Directions> Output the full listing below exactly, without the pictures.

»»

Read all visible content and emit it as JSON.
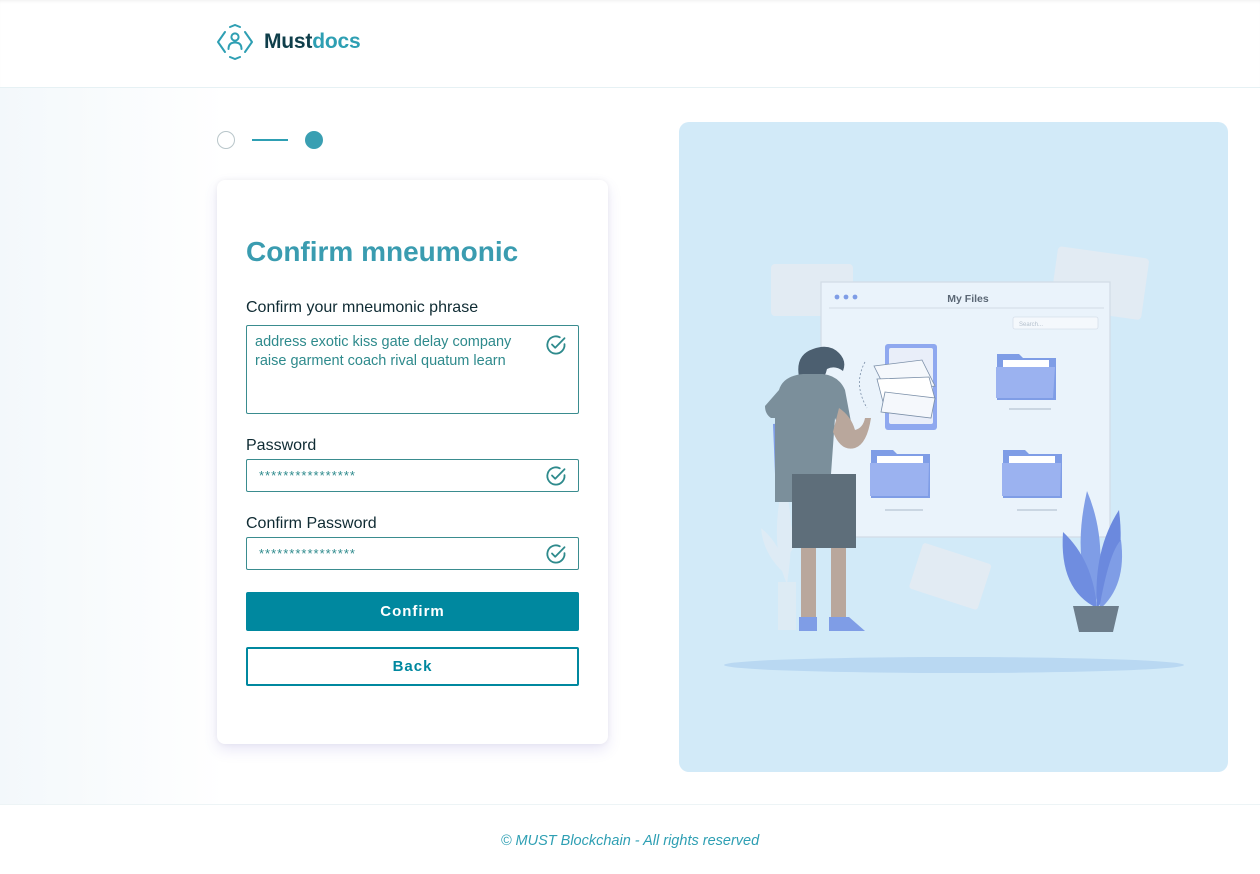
{
  "brand": {
    "name_part1": "Must",
    "name_part2": "docs",
    "logo_icon": "user-hexagon-icon"
  },
  "stepper": {
    "current_step": 2,
    "total_steps": 2
  },
  "form": {
    "title": "Confirm mneumonic",
    "mnemonic_label": "Confirm your mneumonic phrase",
    "mnemonic_value": "address exotic kiss gate delay company raise garment coach rival quatum learn",
    "password_label": "Password",
    "password_value": "****************",
    "confirm_password_label": "Confirm Password",
    "confirm_password_value": "****************",
    "confirm_button": "Confirm",
    "back_button": "Back",
    "valid_icon": "check-circle-icon"
  },
  "illustration": {
    "window_title": "My  Files",
    "search_placeholder": "Search..."
  },
  "footer": {
    "text": "© MUST Blockchain - All rights reserved"
  },
  "colors": {
    "accent": "#00889f",
    "title": "#3a9cb0",
    "field_border": "#3a8c8f",
    "illustration_bg": "#d2eaf8",
    "folder": "#8fa8ef"
  }
}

««

Complete response>
Read all visible content and emit it as JSON.
{
  "brand": {
    "name_part1": "Must",
    "name_part2": "docs",
    "logo_icon": "user-hexagon-icon"
  },
  "stepper": {
    "current_step": 2,
    "total_steps": 2
  },
  "form": {
    "title": "Confirm mneumonic",
    "mnemonic_label": "Confirm your mneumonic phrase",
    "mnemonic_value": "address exotic kiss gate delay company raise garment coach rival quatum learn",
    "password_label": "Password",
    "password_value": "****************",
    "confirm_password_label": "Confirm Password",
    "confirm_password_value": "****************",
    "confirm_button": "Confirm",
    "back_button": "Back",
    "valid_icon": "check-circle-icon"
  },
  "illustration": {
    "window_title": "My  Files",
    "search_placeholder": "Search..."
  },
  "footer": {
    "text": "© MUST Blockchain - All rights reserved"
  },
  "colors": {
    "accent": "#00889f",
    "title": "#3a9cb0",
    "field_border": "#3a8c8f",
    "illustration_bg": "#d2eaf8",
    "folder": "#8fa8ef"
  }
}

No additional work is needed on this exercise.